▶ _Tasks_:
- A) Please edit the Hailo inference code: reproduce it beginning at the words "#include <stdio.h>" and stopping after "#define MAX_HEF_PATH_LEN (255)", with "MAX_HEF_PATH_LEN" changed to "HEF_PATH_MAX" everywhere.
- B) In one to three sentences, describe how the READ_AND_DEQUANTIZE macro in the Hailo inference code computes the float values it writes through out.

▶ _Extract to read_:
* * * * *

I initialize the device and vstreams only when the program starts in init().
I attach the C code and Python code.
#include <stdio.h>
#include <stdint.h>
#include <assert.h>
#include <math.h>
#include "hailo/hailort.h"
#define HEF_COUNT (2)
#define MAX_HEF_PATH_LEN (255)
#define MAX_EDGE_LAYERS (32)
// #define SCHEDULER_TIMEOUT_MS (0)
// #define SCHEDULER_THRESHOLD (0)
static char HEF_FILES[HEF_COUNT][MAX_HEF_PATH_LEN] = {"yolov5s_personface.hef", "resnet50.hef"};
static hailo_vdevice vdevice = NULL;
static hailo_hef hef[HEF_COUNT] = {NULL};
static hailo_configure_params_t config_params = {0};
static hailo_configured_network_group network_groups[HEF_COUNT] = {NULL};
static size_t network_groups_size = 1;
static hailo_vstream_info_t output_vstreams_info[HEF_COUNT][MAX_EDGE_LAYERS] = {0};
static hailo_input_vstream input_vstreams[HEF_COUNT][MAX_EDGE_LAYERS] = {NULL};
static hailo_output_vstream output_vstreams[HEF_COUNT][MAX_EDGE_LAYERS] = {NULL};
static size_t num_input_vstreams[HEF_COUNT];
static size_t num_output_vstreams[HEF_COUNT];
#define READ_AND_DEQUANTIZE(hef_idx, out_idx, type, out, size) \
do \
{ \
type buf[size]; \
hailo_status status = HAILO_UNINITIALIZED; \
status = hailo_vstream_read_raw_buffer(output_vstreams[hef_idx][out_idx], buf, size * sizeof(type)); \
assert(status == HAILO_SUCCESS); \
float scale = output_vstreams_info[hef_idx][out_idx].quant_info.qp_scale; \
float zp = output_vstreams_info[hef_idx][out_idx].quant_info.qp_zp; \
for (int i = 0; i < size; i++) \
*out++ = scale * (buf[i] - zp); \
} while (0)
void infer_personface(
unsigned char *input0,
float *pred80,
float *pred40,
float *pred20)
{
hailo_status status = HAILO_UNINITIALIZED;
/* Feed Data */
status = hailo_vstream_write_raw_buffer(input_vstreams[0][0], input0, 640 * 640 * 3);
assert(status == HAILO_SUCCESS);
status = hailo_flush_input_vstream(input_vstreams[0][0]);
assert(status == HAILO_SUCCESS);
READ_AND_DEQUANTIZE(0, 0, uint8_t, pred80, 80*80*21);
READ_AND_DEQUANTIZE(0, 1, uint8_t, pred40, 40*40*21);
READ_AND_DEQUANTIZE(0, 2, uint8_t, pred20, 20*20*21);
}
void infer_resnet50(
unsigned char *input0,
float *output0)

* * * * *

▶ _Dataset excerpts_:
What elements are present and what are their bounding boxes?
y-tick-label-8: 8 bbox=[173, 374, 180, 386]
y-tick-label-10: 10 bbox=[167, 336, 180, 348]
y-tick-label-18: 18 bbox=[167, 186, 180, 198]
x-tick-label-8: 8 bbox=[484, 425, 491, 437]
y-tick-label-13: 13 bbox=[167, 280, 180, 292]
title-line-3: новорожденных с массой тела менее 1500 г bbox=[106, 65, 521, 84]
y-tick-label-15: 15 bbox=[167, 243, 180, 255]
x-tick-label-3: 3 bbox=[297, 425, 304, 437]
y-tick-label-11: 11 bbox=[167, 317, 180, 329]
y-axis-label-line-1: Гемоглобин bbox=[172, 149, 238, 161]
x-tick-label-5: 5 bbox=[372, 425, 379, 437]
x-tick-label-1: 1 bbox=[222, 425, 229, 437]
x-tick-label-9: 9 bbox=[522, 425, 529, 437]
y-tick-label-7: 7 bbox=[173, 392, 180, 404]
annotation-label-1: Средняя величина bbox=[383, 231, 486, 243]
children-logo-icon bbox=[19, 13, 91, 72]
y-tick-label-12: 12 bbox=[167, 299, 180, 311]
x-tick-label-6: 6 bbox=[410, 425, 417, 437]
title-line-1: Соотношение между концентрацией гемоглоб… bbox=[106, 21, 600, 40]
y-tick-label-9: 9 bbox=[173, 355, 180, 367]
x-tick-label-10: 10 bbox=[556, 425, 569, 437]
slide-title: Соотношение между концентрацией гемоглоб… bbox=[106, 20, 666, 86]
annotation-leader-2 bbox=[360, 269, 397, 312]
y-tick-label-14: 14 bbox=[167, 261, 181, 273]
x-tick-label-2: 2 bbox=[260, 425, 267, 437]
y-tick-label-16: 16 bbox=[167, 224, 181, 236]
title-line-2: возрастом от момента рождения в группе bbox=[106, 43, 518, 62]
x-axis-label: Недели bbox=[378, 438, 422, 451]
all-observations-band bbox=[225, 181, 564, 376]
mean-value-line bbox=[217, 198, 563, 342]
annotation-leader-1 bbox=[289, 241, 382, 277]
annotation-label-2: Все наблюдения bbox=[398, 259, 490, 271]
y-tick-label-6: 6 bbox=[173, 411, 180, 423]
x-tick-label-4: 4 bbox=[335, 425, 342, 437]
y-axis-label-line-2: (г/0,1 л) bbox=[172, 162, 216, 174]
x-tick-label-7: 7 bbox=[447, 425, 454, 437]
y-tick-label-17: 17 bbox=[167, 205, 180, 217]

* * * * *

▶ _Response list_:
- A)
#include <stdio.h>
#include <stdint.h>
#include <assert.h>
#include <math.h>
#include "hailo/hailort.h"
#define HEF_COUNT (2)
#define HEF_PATH_MAX (255)

- B) The macro reads size values of the given type from the output vstream into a local buffer with hailo_vstream_read_raw_buffer and asserts that the read succeeded. It then takes qp_scale and qp_zp from that vstream's quant_info. For each value it writes scale * (buf[i] - zp) to out and advances the pointer.